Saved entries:
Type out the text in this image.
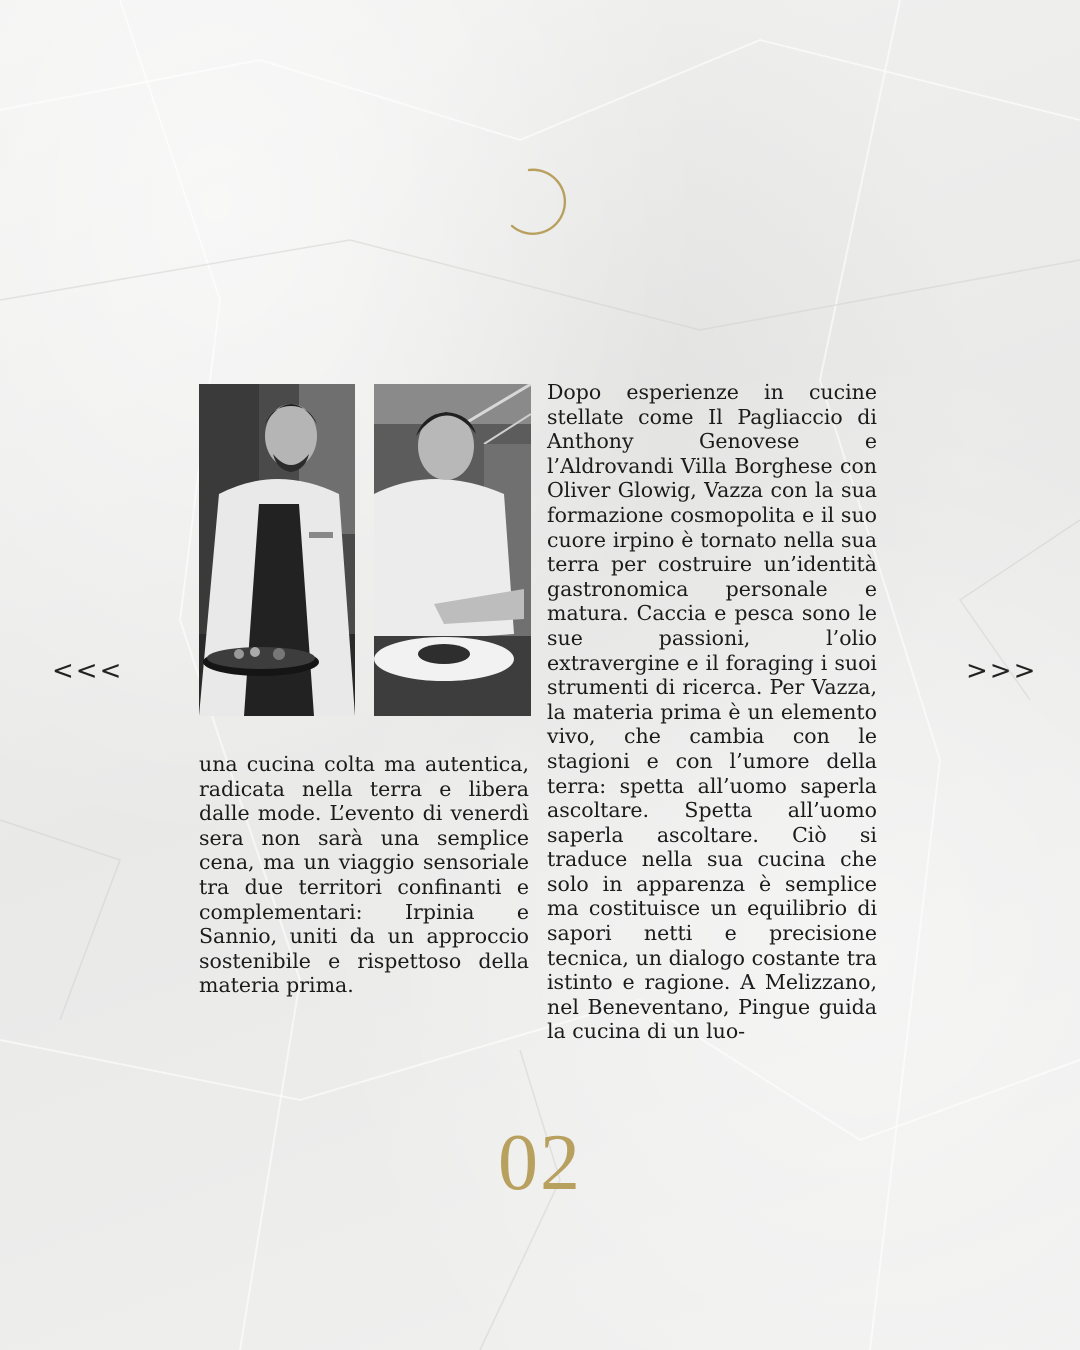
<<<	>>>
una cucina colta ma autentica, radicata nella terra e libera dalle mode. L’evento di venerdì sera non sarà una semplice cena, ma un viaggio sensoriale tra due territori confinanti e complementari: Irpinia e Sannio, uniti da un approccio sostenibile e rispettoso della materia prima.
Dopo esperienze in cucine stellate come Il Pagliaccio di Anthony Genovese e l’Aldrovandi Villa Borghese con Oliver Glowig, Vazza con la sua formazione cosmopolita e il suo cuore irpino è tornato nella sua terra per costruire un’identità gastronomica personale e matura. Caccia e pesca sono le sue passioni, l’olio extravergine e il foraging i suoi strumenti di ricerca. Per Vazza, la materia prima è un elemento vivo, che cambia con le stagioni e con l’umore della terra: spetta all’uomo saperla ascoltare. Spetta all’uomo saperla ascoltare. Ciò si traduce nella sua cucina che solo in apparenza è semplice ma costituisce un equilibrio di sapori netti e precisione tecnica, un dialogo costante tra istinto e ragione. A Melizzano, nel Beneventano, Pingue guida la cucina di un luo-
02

---

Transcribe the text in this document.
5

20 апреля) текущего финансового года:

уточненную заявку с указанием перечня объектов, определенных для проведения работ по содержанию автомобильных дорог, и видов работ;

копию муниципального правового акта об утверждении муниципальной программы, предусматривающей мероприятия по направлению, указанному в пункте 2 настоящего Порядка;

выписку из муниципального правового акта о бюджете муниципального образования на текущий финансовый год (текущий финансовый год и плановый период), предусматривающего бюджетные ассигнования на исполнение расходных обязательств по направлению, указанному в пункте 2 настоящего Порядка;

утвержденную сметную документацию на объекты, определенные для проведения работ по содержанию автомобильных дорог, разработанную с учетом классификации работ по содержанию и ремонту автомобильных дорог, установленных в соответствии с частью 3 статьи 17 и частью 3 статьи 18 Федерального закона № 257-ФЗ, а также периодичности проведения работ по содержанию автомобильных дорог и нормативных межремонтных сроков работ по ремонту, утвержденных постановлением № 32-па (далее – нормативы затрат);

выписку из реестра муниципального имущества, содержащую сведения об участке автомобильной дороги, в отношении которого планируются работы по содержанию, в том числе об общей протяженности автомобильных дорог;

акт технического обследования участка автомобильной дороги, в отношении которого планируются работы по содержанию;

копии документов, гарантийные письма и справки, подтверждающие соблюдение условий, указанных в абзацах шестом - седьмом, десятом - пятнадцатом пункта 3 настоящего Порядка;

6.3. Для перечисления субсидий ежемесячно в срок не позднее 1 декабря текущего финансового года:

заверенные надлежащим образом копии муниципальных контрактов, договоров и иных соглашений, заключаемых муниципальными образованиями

--

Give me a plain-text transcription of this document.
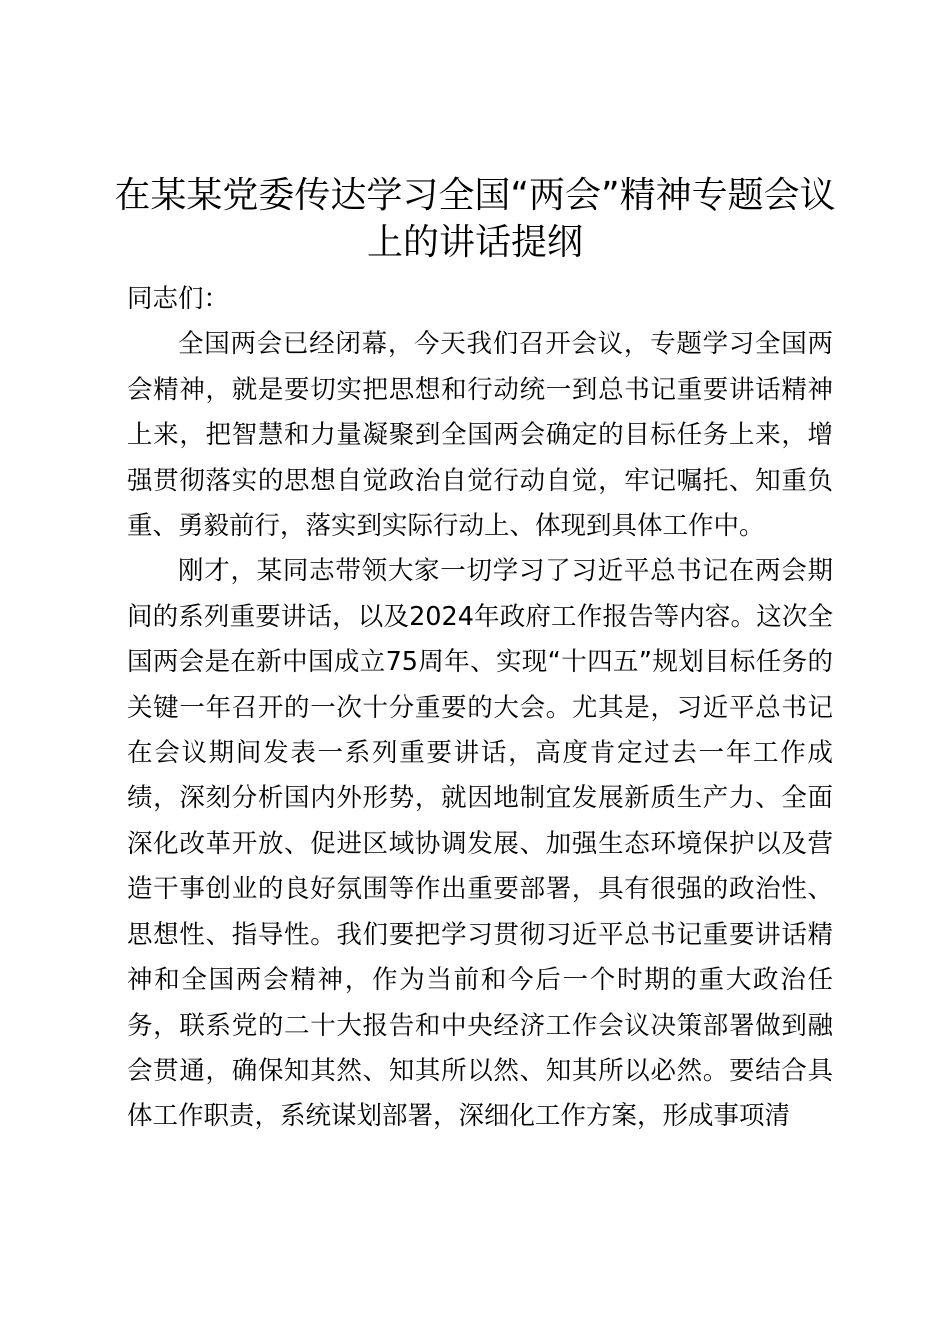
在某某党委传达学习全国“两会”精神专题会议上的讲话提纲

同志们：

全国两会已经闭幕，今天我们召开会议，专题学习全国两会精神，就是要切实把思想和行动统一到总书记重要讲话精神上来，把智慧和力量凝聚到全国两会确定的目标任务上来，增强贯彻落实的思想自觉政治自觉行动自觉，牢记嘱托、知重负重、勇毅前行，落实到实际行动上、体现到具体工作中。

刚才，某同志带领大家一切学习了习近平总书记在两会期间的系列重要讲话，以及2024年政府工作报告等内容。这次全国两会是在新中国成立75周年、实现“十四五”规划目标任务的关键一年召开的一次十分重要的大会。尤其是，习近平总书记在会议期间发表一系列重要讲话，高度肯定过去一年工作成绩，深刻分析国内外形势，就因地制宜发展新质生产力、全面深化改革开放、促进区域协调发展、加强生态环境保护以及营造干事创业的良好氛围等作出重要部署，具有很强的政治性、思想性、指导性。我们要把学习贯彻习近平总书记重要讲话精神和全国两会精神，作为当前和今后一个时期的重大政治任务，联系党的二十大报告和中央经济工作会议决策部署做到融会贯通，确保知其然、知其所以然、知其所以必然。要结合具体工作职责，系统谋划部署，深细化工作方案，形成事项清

Work instructions: Show each line in the entries that holds the string "планируются".

Written reply:
выписку из реестра муниципального имущества, содержащую сведения об участке автомобильной дороги, в отношении которого планируются работы по содержанию, в том числе об общей протяженности автомобильных дорог;
акт технического обследования участка автомобильной дороги, в отношении которого планируются работы по содержанию;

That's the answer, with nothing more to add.